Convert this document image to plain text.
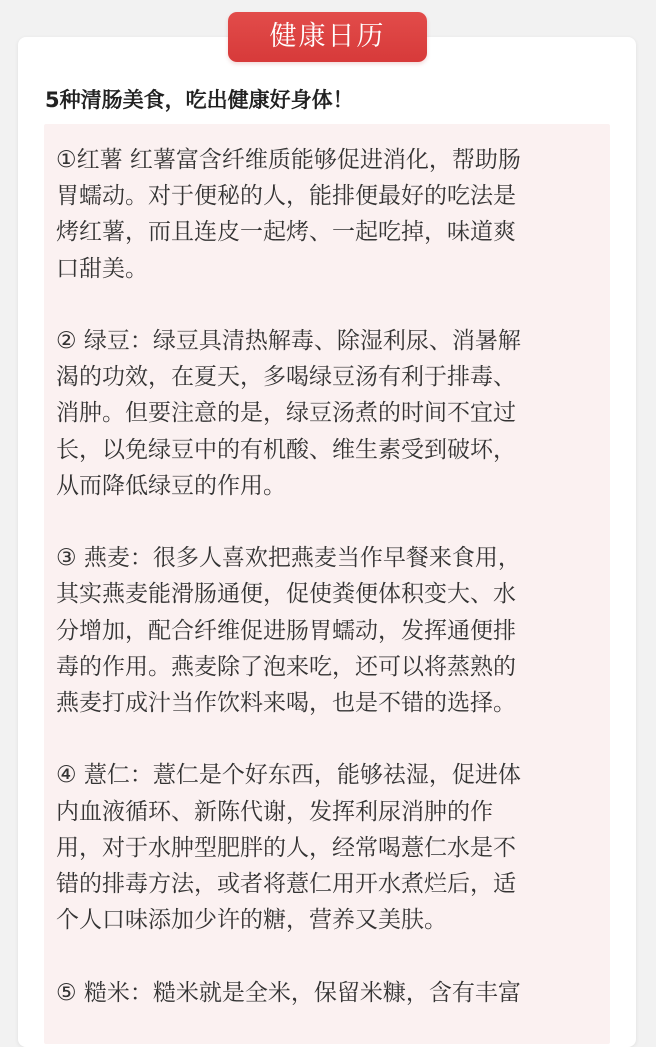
健康日历
5种清肠美食，吃出健康好身体！
①红薯 红薯富含纤维质能够促进消化，帮助肠
胃蠕动。对于便秘的人，能排便最好的吃法是
烤红薯，而且连皮一起烤、一起吃掉，味道爽
口甜美。
② 绿豆：绿豆具清热解毒、除湿利尿、消暑解
渴的功效，在夏天，多喝绿豆汤有利于排毒、
消肿。但要注意的是，绿豆汤煮的时间不宜过
长，以免绿豆中的有机酸、维生素受到破坏，
从而降低绿豆的作用。
③ 燕麦：很多人喜欢把燕麦当作早餐来食用，
其实燕麦能滑肠通便，促使粪便体积变大、水
分增加，配合纤维促进肠胃蠕动，发挥通便排
毒的作用。燕麦除了泡来吃，还可以将蒸熟的
燕麦打成汁当作饮料来喝，也是不错的选择。
④ 薏仁：薏仁是个好东西，能够祛湿，促进体
内血液循环、新陈代谢，发挥利尿消肿的作
用，对于水肿型肥胖的人，经常喝薏仁水是不
错的排毒方法，或者将薏仁用开水煮烂后，适
个人口味添加少许的糖，营养又美肤。
⑤ 糙米：糙米就是全米，保留米糠，含有丰富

——————————

## WHAT IS EXPECTED
From the data above, write out everything exactly except the pictures.

## WRITTEN ANSWER
Convert this document image to plain text.
健康日历
5种清肠美食，吃出健康好身体！
①红薯 红薯富含纤维质能够促进消化，帮助肠
胃蠕动。对于便秘的人，能排便最好的吃法是
烤红薯，而且连皮一起烤、一起吃掉，味道爽
口甜美。
② 绿豆：绿豆具清热解毒、除湿利尿、消暑解
渴的功效，在夏天，多喝绿豆汤有利于排毒、
消肿。但要注意的是，绿豆汤煮的时间不宜过
长，以免绿豆中的有机酸、维生素受到破坏，
从而降低绿豆的作用。
③ 燕麦：很多人喜欢把燕麦当作早餐来食用，
其实燕麦能滑肠通便，促使粪便体积变大、水
分增加，配合纤维促进肠胃蠕动，发挥通便排
毒的作用。燕麦除了泡来吃，还可以将蒸熟的
燕麦打成汁当作饮料来喝，也是不错的选择。
④ 薏仁：薏仁是个好东西，能够祛湿，促进体
内血液循环、新陈代谢，发挥利尿消肿的作
用，对于水肿型肥胖的人，经常喝薏仁水是不
错的排毒方法，或者将薏仁用开水煮烂后，适
个人口味添加少许的糖，营养又美肤。
⑤ 糙米：糙米就是全米，保留米糠，含有丰富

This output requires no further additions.